--- START OF The records ---
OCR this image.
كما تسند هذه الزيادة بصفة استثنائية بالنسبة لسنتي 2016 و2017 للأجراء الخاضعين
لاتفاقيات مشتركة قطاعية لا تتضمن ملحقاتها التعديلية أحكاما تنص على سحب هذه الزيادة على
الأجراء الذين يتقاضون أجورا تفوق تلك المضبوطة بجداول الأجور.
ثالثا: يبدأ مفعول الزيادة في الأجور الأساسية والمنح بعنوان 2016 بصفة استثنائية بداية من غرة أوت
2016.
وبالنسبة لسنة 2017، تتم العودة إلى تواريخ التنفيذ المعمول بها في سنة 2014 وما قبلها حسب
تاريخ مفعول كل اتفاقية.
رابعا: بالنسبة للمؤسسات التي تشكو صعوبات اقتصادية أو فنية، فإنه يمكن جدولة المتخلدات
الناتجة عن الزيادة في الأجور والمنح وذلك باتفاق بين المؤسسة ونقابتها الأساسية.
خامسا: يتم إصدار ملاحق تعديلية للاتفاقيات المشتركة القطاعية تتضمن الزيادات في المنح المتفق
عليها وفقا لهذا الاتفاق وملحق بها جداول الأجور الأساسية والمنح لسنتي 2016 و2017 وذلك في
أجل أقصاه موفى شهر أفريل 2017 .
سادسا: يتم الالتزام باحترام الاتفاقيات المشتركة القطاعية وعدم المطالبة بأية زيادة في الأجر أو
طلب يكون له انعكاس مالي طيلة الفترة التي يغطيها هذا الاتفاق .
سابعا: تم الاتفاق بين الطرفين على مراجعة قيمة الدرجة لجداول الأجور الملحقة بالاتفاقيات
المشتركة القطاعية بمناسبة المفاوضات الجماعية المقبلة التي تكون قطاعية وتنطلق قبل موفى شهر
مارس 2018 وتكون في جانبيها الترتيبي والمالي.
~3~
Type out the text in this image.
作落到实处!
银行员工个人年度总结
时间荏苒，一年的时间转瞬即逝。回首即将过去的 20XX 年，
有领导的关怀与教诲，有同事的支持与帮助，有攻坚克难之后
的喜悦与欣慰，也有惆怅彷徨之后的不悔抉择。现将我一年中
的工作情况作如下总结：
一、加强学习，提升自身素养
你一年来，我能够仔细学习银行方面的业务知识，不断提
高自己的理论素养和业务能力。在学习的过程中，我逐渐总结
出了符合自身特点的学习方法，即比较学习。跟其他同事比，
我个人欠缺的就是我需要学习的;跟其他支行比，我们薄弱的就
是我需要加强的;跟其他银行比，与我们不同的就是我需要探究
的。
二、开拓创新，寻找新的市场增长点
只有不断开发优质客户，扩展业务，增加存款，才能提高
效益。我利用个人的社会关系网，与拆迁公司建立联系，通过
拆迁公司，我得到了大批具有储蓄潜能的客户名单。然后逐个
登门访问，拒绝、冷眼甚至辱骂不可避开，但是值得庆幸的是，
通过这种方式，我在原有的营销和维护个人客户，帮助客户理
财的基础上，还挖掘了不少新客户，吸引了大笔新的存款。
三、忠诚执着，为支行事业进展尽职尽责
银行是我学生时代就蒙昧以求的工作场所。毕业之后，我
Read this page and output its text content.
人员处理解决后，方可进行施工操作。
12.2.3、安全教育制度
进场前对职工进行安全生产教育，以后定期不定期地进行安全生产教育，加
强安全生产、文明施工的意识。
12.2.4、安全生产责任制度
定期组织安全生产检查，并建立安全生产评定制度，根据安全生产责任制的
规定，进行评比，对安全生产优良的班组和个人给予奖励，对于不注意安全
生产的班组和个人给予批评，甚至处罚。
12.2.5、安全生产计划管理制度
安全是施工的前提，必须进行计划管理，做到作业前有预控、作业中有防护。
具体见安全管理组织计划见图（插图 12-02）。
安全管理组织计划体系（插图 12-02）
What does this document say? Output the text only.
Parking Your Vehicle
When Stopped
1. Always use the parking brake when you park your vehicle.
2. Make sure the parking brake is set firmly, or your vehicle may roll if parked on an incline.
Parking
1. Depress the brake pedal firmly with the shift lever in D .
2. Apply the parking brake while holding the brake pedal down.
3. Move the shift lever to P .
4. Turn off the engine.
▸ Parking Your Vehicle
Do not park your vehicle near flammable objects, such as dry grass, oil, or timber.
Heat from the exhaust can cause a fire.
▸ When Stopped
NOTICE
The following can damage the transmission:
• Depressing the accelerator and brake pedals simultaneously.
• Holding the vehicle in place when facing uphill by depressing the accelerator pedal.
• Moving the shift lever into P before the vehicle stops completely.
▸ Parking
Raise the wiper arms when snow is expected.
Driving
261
--- END OF The records ---
Goal of the exercise — Return nothing except the number of lines that include the string "الأساسية".

Exercise solution — 3